## [PROBLEMS TO WORK ON]
1: From the article on Moshe Weinberger, reproduce the passage starting at "American Hasidic rabbi" and ending at "his Bar Mitzvah.".
2: Answer these questions using the article on Moshe Weinberger.
(a) In what month and year did he become the first rabbi of Congregation Aish Kodesh?
(b) For how long did he teach as a rabbi at Ezra Academy?
(c) After whom did he name the synagogue?

Personal life
- Born: 1957 (age 68–69) Queens, New York
- Spouse: Michla Weinberger
- Parents: Mordechai Aryeh Yosef Weinberger (father); Perele Weinbeger (mother);
- Education: M.A. Jewish philosophy, Bernard Revel Graduate School of Jewish Studies, Yeshiva University M.A. educational administration, Columbia University Teachers College

Religious life
- Religion: Judaism

Jewish leader
- Position: Rabbi
- Synagogue: Congregation Aish Kodesh
- Began: 1992
- Other: Mashpia (effectively a Mashgiach ruchani), Rabbi Isaac Elchanan Theological Seminary
- Residence: Woodmere, NY
- Semikhah: Rabbi Isaac Elchanan Theological Seminary

= Moshe Weinberger =

American Hasidic rabbi

Rabbi Moshe Weinberger (born June 1, 1957) is an American Chasidic rabbi, educator, author, translator, and speaker. He is the founding rabbi of Congregation Aish Kodesh in Woodmere, New York, and former Mashpia/mashgiach ruchani at the Rabbi Isaac Elchanan Theological Seminary (RIETS). He has recorded more than 5000 lectures on chasidic thought and philosophy as well as Halakha (Jewish law) and a variety of other topics in Judaism.

==Early life and education==

=== Parents and Childhood ===
Rabbi Weinberger grew up in a Modern Orthodox home in Queens, New York. His father, Mordechai Aryeh Yosef Weinberger (March 24, 1923 - February 10, 2020), and his mother, were both Holocaust survivors from Munkacs and Ungvar who went through the Nazi concentration camps, and his grandparents were Belzer Hasidim. He began studying Chasidic works after his Bar Mitzvah.

=== Semicha and Degrees ===
Although he originally planned a career in law, he discontinued his law studies to train for the rabbinate, receiving semicha (ordination as a rabbi) from RIETS, where he was a student of Rabbi Dovid Lifshitz and Rabbi Yoshe Ber Soloveitchik. He also studied for some time at Yeshivas Sh'or Yoshuv. He earned master's degrees in Jewish philosophy from the Bernard Revel Graduate School of Jewish Studies at Yeshiva University, and in educational administration from Columbia University Teachers College.

==Rabbinical Positions==

=== Early career ===
Rabbi Weinberger began his career in the rabbinate as a rabbi at a yeshiva in Far Rockaway. He taught for two decades as a rabbi at Ezra Academy, a Jewish day school in Queens, New York and also served as a mashgiach ruchani for N'vei Tzion of Queens. For one year he also taught as a high school rabbi at Yeshivas Shaar Hatorah in Queens.

=== Congregation Aish Kodesh ===

In December 1992, Rabbi Weinberger became the first rabbi of Congregation Aish Kodesh in Woodmere, New York. He named the synagogue after Kalonymus Kalman Shapira, the Piaseczna Rav.

## [EXCERPTED RECORDS]
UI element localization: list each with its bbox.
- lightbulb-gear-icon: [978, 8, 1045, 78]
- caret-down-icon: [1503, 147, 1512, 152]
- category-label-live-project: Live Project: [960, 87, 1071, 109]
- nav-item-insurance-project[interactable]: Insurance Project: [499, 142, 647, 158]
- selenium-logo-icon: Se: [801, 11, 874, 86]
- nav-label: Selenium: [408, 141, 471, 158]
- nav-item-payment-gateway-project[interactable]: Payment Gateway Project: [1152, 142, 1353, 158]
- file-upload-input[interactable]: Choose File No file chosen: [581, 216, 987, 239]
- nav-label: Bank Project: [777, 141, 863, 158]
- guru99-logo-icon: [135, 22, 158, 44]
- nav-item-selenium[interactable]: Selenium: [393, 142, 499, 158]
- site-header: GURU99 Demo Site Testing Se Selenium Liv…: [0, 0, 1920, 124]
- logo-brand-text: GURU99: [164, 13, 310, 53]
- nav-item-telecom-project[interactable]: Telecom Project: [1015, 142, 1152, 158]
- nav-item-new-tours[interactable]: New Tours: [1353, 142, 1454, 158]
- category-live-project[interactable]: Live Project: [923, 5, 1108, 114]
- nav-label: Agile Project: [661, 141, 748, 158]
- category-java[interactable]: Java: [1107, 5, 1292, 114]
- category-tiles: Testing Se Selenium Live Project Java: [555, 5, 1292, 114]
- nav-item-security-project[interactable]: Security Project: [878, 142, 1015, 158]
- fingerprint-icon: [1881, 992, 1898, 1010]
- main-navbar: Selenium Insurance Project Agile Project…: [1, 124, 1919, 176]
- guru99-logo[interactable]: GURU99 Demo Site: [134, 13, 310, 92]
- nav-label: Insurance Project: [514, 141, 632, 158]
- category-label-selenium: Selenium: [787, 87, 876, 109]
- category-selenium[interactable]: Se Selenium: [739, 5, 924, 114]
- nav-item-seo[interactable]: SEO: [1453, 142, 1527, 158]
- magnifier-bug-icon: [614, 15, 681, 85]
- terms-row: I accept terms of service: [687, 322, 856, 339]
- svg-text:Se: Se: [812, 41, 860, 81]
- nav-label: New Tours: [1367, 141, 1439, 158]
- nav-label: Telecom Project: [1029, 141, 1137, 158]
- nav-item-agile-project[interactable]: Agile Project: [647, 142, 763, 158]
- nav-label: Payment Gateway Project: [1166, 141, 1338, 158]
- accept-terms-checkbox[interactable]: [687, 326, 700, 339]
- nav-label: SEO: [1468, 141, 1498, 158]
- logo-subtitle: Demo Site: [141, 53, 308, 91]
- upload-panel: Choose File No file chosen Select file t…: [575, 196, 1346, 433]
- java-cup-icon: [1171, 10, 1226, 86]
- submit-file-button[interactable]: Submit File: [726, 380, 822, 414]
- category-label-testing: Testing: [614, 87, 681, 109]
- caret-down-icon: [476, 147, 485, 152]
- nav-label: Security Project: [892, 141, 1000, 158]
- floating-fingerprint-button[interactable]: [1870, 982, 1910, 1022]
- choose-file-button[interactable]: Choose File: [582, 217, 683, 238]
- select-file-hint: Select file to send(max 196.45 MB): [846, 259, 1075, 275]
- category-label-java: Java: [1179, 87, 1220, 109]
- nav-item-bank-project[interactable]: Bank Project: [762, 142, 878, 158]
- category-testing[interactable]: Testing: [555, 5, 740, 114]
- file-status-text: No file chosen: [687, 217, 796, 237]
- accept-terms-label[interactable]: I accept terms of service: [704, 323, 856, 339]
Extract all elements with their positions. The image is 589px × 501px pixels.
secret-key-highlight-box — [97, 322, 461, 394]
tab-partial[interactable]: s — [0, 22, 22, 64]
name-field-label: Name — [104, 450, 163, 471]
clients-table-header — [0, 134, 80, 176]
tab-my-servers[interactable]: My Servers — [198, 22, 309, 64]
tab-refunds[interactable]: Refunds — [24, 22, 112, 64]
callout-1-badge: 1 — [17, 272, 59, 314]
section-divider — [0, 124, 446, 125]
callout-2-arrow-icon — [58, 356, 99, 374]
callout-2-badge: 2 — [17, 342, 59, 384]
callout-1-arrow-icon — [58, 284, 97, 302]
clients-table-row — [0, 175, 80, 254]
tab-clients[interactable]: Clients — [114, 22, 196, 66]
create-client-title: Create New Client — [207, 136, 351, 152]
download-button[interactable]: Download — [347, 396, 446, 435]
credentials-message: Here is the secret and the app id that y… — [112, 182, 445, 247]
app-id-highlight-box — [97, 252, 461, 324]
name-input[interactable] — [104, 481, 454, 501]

## [ANSWERS TO THE TASKS]
1:
American Hasidic rabbi

Rabbi Moshe Weinberger (born June 1, 1957) is an American Chasidic rabbi, educator, author, translator, and speaker. He is the founding rabbi of Congregation Aish Kodesh in Woodmere, New York, and former Mashpia/mashgiach ruchani at the Rabbi Isaac Elchanan Theological Seminary (RIETS). He has recorded more than 5000 lectures on chasidic thought and philosophy as well as Halakha (Jewish law) and a variety of other topics in Judaism.

==Early life and education==

=== Parents and Childhood ===
Rabbi Weinberger grew up in a Modern Orthodox home in Queens, New York. His father, Mordechai Aryeh Yosef Weinberger (March 24, 1923 - February 10, 2020), and his mother, were both Holocaust survivors from Munkacs and Ungvar who went through the Nazi concentration camps, and his grandparents were Belzer Hasidim. He began studying Chasidic works after his Bar Mitzvah.

2:
(a) December 1992
(b) Two decades
(c) Kalonymus Kalman Shapira, the Piaseczna Rav